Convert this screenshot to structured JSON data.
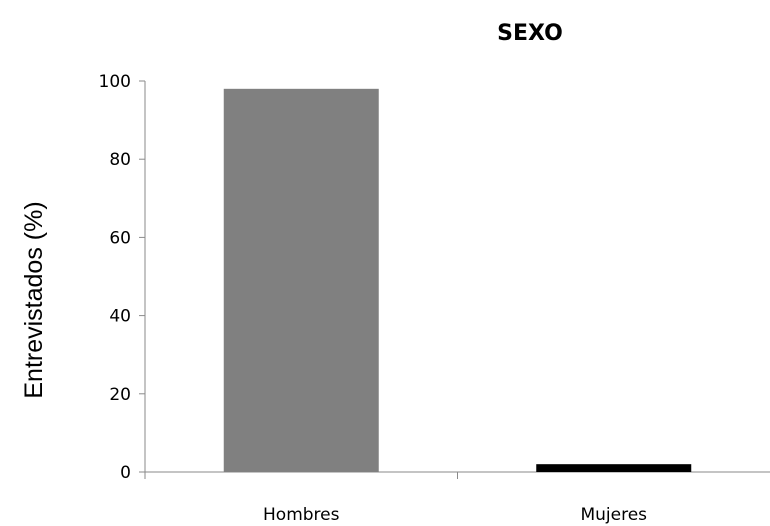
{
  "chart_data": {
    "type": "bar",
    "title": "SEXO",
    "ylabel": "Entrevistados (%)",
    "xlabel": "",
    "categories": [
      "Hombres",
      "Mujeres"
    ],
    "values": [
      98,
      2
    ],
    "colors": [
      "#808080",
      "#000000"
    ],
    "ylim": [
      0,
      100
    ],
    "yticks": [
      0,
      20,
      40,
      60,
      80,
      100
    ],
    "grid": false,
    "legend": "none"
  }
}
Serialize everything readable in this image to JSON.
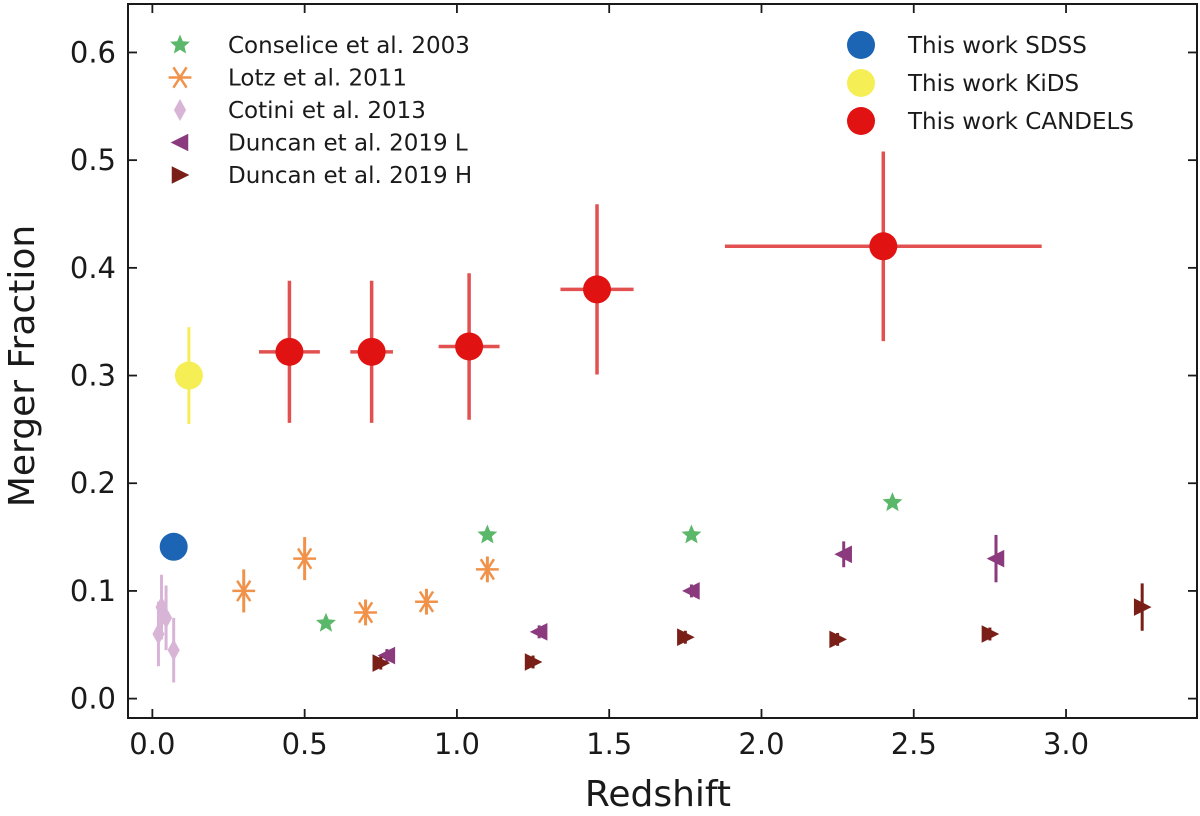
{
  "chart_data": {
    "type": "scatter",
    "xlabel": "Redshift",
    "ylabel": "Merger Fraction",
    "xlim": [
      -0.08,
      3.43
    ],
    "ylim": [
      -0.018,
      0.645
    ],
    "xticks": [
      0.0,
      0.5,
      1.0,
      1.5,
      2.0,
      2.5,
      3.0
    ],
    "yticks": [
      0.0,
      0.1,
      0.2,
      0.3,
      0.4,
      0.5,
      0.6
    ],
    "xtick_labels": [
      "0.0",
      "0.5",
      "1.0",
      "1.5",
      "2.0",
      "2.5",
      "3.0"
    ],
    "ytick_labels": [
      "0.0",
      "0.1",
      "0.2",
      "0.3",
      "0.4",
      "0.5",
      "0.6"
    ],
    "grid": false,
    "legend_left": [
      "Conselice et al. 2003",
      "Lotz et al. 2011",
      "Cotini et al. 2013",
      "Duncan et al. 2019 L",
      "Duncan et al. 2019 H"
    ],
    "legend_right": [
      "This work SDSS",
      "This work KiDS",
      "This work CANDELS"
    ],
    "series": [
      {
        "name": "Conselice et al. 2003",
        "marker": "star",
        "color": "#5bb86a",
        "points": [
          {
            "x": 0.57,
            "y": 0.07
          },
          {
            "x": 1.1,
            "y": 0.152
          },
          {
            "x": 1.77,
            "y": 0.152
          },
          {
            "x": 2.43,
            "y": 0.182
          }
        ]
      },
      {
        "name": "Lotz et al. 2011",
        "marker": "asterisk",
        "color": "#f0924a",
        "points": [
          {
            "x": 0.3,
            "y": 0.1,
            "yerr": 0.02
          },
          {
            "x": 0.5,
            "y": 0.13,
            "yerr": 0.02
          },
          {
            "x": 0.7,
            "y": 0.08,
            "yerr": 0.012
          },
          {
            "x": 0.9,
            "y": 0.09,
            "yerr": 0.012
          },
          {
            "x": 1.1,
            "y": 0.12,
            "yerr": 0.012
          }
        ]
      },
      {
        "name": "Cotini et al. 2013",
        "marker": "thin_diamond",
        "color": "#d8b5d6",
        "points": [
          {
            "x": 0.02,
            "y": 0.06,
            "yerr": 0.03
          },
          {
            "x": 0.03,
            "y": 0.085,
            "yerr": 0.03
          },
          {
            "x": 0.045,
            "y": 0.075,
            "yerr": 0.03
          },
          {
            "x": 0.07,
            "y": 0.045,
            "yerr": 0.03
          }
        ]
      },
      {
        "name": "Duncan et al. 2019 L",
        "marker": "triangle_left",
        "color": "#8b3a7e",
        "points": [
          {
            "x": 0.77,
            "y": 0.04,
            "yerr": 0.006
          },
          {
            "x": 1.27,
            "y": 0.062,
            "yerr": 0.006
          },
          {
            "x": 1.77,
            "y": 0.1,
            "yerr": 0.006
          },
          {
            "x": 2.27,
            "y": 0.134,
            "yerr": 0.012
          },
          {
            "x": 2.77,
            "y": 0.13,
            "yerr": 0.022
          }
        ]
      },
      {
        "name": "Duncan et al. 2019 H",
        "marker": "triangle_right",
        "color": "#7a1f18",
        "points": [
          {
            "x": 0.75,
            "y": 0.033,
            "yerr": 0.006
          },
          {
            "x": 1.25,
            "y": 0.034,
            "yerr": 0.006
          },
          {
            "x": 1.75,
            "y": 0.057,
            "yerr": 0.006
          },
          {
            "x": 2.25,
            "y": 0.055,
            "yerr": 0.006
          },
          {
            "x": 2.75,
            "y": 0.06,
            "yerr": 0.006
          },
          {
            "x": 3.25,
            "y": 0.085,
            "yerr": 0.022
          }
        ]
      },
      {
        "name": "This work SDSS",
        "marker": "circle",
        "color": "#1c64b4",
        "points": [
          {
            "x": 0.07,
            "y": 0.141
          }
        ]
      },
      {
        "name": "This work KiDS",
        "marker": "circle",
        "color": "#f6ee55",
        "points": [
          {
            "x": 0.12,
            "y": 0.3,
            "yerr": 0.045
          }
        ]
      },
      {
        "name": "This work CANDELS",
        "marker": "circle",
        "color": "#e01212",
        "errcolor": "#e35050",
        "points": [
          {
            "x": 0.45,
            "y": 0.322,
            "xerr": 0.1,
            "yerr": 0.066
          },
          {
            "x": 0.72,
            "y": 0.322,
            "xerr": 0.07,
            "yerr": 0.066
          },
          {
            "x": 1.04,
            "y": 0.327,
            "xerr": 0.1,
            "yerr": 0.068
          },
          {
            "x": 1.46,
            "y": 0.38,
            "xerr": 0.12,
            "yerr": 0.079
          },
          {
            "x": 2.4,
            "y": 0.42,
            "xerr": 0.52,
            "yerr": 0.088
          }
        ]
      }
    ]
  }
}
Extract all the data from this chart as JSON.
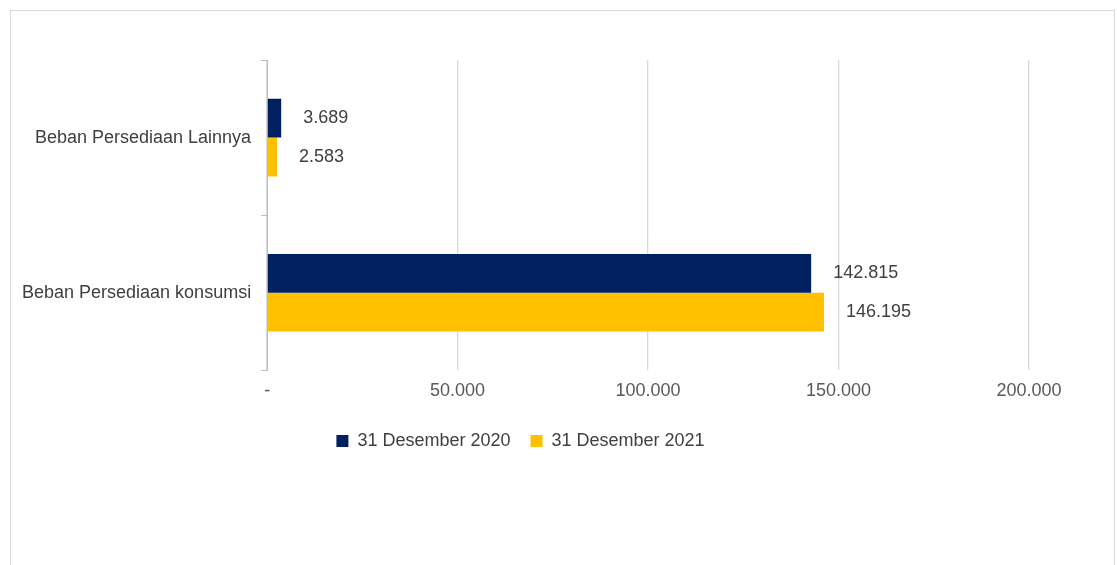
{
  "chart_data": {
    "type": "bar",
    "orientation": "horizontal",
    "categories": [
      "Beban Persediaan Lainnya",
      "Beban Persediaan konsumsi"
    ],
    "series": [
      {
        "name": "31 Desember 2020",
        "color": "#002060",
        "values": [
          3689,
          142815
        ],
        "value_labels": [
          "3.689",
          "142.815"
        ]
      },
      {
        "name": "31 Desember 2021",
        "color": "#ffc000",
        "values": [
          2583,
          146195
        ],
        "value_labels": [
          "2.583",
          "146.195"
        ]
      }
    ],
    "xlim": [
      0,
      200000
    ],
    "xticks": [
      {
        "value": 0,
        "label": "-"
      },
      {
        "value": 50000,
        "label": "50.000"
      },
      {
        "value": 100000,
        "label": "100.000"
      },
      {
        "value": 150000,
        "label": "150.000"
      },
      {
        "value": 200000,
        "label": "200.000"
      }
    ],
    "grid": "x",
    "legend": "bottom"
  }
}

|---|

WORK REQUIRED
Find each line in the records holding the string "name" and show it.

EXERCISE RESULT
        "name": "Conselice et al. 2003",
        "name": "Lotz et al. 2011",
        "name": "Cotini et al. 2013",
        "name": "Duncan et al. 2019 L",
        "name": "Duncan et al. 2019 H",
        "name": "This work SDSS",
        "name": "This work KiDS",
        "name": "This work CANDELS",
        "name": "31 Desember 2020",
        "name": "31 Desember 2021",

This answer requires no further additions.